Records from a collection of figures:
______
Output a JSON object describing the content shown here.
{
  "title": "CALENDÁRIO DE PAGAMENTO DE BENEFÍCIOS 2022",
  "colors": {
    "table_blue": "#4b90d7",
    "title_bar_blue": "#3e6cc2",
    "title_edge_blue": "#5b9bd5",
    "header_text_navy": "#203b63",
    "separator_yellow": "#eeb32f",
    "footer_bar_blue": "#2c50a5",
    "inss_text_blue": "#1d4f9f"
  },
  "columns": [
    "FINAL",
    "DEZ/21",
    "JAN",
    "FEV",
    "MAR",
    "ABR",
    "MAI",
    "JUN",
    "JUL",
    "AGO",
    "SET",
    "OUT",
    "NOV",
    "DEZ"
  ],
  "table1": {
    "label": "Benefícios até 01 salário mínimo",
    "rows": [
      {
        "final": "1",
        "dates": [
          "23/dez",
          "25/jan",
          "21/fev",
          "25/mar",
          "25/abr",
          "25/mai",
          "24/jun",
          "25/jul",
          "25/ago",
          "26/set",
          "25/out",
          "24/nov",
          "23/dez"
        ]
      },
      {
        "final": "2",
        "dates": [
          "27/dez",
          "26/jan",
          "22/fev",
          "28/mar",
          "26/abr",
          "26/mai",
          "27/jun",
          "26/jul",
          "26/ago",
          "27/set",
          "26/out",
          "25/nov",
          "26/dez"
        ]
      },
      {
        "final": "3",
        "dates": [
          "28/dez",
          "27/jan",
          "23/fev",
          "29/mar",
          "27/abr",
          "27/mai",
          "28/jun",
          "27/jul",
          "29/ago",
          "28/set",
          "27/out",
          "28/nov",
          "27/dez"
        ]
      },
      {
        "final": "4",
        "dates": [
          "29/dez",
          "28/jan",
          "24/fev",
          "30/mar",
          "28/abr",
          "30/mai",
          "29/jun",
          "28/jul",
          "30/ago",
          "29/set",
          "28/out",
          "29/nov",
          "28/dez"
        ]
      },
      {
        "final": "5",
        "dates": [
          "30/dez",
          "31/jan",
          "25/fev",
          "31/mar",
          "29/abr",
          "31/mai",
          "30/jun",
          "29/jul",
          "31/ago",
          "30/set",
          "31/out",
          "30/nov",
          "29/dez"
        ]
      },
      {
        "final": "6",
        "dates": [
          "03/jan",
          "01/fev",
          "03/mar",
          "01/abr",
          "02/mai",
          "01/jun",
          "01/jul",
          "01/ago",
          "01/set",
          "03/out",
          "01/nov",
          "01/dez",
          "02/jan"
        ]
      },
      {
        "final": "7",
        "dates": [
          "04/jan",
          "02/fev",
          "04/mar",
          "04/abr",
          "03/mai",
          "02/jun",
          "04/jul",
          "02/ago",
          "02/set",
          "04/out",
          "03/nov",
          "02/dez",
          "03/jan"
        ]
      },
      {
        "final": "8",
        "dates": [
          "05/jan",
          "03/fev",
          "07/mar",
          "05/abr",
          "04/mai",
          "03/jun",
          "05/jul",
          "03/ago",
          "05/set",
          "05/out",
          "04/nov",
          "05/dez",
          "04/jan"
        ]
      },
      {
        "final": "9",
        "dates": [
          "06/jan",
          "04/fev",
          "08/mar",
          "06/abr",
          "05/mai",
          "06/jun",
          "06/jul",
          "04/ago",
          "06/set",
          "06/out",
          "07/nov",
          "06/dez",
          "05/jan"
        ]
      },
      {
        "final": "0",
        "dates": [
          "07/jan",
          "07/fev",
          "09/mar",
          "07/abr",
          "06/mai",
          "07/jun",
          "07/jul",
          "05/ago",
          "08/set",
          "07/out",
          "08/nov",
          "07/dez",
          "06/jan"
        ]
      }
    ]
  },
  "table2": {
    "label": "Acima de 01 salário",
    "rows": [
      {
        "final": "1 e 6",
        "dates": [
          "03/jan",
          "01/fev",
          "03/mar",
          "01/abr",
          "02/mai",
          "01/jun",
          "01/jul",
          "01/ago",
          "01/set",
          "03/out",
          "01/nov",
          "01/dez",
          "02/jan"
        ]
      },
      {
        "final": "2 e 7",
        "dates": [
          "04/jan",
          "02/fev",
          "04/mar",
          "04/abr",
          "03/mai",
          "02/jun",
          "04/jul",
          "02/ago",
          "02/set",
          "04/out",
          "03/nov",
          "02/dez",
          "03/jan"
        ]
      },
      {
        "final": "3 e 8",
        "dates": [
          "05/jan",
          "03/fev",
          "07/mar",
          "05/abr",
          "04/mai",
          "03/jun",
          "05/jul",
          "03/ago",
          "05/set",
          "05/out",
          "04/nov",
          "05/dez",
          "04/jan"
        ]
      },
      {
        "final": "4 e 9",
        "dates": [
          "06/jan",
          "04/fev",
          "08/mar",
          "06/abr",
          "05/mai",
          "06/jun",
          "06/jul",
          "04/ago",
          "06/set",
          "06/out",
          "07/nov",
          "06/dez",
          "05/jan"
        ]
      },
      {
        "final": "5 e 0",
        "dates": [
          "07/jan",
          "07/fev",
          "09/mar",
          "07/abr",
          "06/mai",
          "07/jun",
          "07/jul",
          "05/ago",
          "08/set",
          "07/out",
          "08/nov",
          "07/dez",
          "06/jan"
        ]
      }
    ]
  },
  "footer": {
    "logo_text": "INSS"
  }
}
______
## What you should do
Every line of the records that includes the word "label" should be gathered.

## Response
    "label": "Benefícios até 01 salário mínimo",
    "label": "Acima de 01 salário",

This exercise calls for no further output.